> [Given exercise]
Pick out the lines containing "this".

> [Exercise data]
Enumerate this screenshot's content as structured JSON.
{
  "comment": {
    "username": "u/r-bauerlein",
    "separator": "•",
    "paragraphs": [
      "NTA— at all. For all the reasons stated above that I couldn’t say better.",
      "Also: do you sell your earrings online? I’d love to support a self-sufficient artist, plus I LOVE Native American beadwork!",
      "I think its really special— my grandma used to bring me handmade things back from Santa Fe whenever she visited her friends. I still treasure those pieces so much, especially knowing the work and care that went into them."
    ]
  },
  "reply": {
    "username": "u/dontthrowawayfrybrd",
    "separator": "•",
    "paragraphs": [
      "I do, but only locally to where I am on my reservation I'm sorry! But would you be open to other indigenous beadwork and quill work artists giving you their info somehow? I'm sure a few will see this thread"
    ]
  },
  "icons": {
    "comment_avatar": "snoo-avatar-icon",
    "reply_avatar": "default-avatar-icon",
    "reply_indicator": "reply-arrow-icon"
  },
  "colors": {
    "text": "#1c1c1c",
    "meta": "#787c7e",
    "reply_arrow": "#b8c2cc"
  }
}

> [Result of the exercise]
Enumerate this screenshot's content as structured JSON.
      "I do, but only locally to where I am on my reservation I'm sorry! But would you be open to other indigenous beadwork and quill work artists giving you their info somehow? I'm sure a few will see this thread"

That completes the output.